Goal - Copy out the listing that follows exactly, dropping every picture.

(Collected data entries)
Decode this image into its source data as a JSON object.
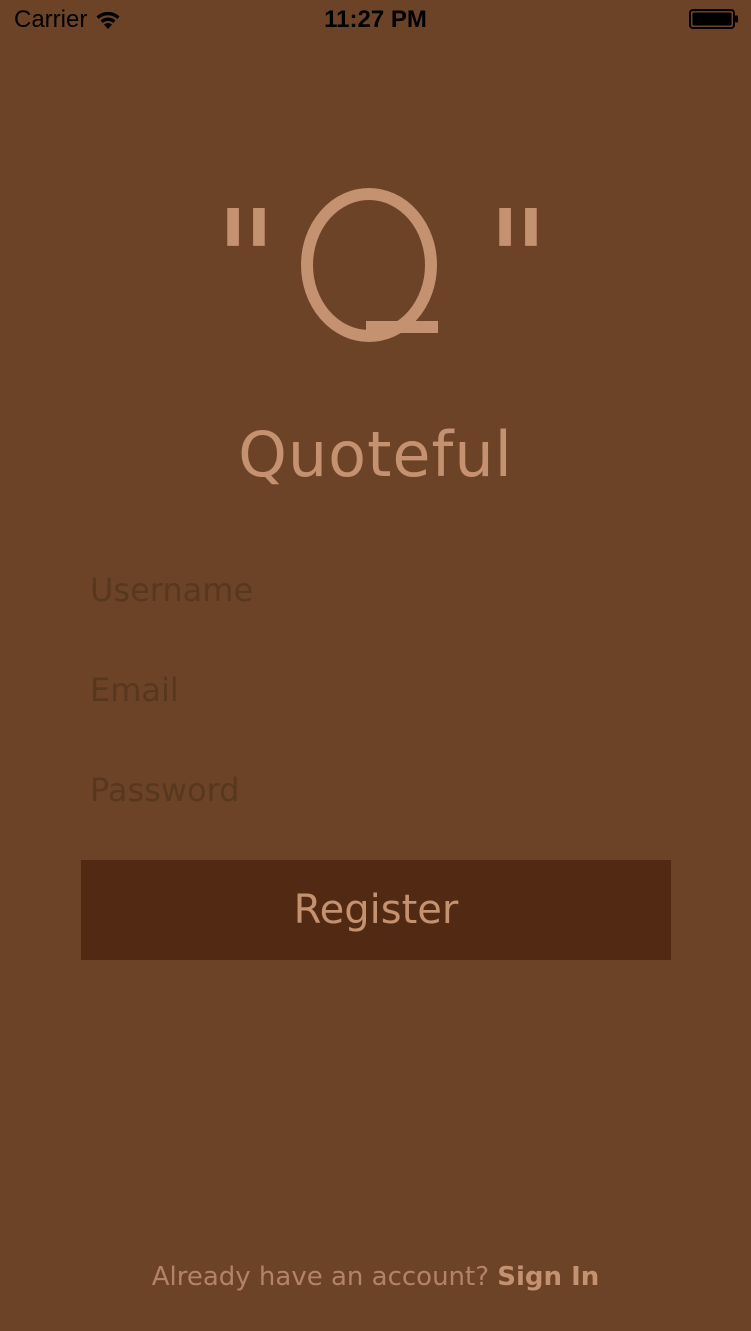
{
  "status_bar": {
    "carrier": "Carrier",
    "time": "11:27 PM"
  },
  "logo": {
    "open_quote": "\"",
    "letter": "Q",
    "close_quote": "\""
  },
  "app_name": "Quoteful",
  "form": {
    "username_placeholder": "Username",
    "email_placeholder": "Email",
    "password_placeholder": "Password",
    "register_label": "Register"
  },
  "footer": {
    "prompt": "Already have an account?",
    "signin_label": "Sign In"
  },
  "colors": {
    "background": "#6d4327",
    "accent": "#c49171",
    "button": "#522912"
  }
}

The output -
Decode this image into its source data as a JSON object.
{
  "status_bar": {
    "carrier": "Carrier",
    "time": "11:27 PM"
  },
  "logo": {
    "open_quote": "\"",
    "letter": "Q",
    "close_quote": "\""
  },
  "app_name": "Quoteful",
  "form": {
    "username_placeholder": "Username",
    "email_placeholder": "Email",
    "password_placeholder": "Password",
    "register_label": "Register"
  },
  "footer": {
    "prompt": "Already have an account?",
    "signin_label": "Sign In"
  },
  "colors": {
    "background": "#6d4327",
    "accent": "#c49171",
    "button": "#522912"
  }
}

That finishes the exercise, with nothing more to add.